§ What you will do: Wherever a line below holds the word "skóry", copy that line.
#####
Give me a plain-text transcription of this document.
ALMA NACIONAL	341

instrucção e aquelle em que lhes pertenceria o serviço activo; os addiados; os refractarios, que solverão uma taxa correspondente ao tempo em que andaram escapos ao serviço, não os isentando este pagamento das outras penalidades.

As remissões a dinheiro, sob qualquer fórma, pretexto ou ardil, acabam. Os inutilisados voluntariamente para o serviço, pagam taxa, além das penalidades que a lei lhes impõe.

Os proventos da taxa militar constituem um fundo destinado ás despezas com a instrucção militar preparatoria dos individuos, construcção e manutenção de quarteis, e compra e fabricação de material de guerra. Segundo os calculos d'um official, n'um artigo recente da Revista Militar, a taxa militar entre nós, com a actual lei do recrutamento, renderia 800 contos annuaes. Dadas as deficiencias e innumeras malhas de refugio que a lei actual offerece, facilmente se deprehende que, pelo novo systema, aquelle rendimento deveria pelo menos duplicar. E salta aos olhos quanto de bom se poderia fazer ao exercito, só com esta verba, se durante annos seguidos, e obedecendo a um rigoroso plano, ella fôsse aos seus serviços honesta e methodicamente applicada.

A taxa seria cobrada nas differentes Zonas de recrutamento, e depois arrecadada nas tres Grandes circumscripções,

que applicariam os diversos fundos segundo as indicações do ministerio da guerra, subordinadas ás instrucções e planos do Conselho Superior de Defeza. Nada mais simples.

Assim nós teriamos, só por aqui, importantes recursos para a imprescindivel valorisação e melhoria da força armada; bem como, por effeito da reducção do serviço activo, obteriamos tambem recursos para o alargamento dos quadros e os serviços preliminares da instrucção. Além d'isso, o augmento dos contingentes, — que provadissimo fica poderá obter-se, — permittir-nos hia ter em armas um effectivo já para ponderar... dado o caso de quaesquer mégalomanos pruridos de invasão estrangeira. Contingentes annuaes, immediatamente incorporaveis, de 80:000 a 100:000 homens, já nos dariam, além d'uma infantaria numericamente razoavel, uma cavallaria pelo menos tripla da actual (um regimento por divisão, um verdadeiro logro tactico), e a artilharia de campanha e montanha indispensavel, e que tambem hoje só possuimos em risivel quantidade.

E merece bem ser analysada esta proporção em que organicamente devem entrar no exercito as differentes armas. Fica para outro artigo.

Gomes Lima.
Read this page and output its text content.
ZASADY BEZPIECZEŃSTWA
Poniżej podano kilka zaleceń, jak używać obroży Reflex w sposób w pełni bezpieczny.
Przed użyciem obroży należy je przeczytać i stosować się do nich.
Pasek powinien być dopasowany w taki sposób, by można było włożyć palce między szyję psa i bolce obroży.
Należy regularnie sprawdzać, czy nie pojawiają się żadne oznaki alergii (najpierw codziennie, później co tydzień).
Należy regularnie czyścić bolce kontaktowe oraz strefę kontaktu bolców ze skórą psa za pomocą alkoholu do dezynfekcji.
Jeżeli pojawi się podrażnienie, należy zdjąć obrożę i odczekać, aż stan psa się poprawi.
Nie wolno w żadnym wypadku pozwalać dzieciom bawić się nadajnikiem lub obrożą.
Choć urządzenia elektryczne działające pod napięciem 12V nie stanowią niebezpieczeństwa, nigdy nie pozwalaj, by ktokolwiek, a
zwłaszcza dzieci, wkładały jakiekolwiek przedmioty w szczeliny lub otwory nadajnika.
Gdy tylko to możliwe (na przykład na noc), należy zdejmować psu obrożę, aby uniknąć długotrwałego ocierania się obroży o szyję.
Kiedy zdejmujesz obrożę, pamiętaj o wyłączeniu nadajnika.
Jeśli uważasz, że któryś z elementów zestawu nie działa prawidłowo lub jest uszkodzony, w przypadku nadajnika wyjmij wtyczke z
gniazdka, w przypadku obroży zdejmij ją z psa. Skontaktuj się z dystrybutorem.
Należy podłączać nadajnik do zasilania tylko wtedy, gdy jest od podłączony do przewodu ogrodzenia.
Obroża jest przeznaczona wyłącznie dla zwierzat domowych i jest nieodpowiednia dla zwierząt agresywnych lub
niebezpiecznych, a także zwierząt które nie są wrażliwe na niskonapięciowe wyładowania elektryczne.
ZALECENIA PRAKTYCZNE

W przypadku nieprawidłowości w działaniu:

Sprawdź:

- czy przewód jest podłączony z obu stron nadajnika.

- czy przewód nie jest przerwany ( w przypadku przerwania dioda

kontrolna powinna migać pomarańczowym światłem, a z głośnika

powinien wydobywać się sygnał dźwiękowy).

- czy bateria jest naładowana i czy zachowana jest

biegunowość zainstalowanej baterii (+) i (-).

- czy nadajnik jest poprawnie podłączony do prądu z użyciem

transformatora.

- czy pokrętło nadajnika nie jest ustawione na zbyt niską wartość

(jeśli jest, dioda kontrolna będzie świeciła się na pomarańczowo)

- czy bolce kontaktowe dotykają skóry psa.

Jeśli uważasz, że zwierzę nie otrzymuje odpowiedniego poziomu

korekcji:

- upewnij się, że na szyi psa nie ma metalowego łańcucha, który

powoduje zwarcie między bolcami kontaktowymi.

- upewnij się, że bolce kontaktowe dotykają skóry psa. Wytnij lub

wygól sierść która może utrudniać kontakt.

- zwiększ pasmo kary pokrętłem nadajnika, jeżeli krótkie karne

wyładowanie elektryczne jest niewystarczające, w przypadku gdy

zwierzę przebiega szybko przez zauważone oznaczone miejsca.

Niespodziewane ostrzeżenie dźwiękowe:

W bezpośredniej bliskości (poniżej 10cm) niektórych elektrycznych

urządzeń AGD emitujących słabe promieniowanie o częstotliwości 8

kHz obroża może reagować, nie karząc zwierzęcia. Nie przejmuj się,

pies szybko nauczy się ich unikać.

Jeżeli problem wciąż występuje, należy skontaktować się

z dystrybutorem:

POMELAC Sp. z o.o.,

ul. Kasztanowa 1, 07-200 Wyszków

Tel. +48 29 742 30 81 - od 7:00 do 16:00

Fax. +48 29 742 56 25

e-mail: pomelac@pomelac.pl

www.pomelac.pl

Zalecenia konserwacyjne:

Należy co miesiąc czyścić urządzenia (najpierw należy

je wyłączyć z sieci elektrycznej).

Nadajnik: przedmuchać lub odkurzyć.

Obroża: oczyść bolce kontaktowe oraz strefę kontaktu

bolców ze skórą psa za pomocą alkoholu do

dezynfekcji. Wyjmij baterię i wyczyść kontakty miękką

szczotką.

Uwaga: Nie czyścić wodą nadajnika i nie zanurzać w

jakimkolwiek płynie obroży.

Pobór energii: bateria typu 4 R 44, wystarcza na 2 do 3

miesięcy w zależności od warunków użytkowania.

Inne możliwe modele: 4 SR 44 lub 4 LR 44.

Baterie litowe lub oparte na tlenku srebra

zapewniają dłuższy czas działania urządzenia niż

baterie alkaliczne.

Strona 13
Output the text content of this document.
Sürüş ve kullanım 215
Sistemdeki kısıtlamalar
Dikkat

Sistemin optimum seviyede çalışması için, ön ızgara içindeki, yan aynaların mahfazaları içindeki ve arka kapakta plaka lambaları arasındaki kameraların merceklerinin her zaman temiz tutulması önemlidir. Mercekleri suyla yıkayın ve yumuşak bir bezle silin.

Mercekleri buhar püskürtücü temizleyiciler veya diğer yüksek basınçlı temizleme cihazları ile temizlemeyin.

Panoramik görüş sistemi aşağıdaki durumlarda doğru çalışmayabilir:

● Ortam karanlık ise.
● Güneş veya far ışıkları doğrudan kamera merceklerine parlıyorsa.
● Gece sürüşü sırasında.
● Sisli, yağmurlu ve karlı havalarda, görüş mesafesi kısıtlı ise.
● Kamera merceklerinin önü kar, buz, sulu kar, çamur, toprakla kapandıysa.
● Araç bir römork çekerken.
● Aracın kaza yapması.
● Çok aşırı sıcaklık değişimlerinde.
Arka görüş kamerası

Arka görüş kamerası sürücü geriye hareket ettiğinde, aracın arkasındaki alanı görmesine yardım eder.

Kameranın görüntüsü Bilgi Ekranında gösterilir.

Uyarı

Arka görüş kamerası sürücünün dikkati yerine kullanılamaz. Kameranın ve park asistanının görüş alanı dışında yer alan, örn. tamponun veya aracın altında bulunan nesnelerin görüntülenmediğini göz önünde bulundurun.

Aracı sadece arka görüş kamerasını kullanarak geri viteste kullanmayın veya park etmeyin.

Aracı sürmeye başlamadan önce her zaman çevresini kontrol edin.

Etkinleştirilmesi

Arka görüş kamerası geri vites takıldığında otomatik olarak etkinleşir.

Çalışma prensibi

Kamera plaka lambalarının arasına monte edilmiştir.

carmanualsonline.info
#####
§ Result of this exercise:
- czy bolce kontaktowe dotykają skóry psa.
- upewnij się, że bolce kontaktowe dotykają skóry psa. Wytnij lub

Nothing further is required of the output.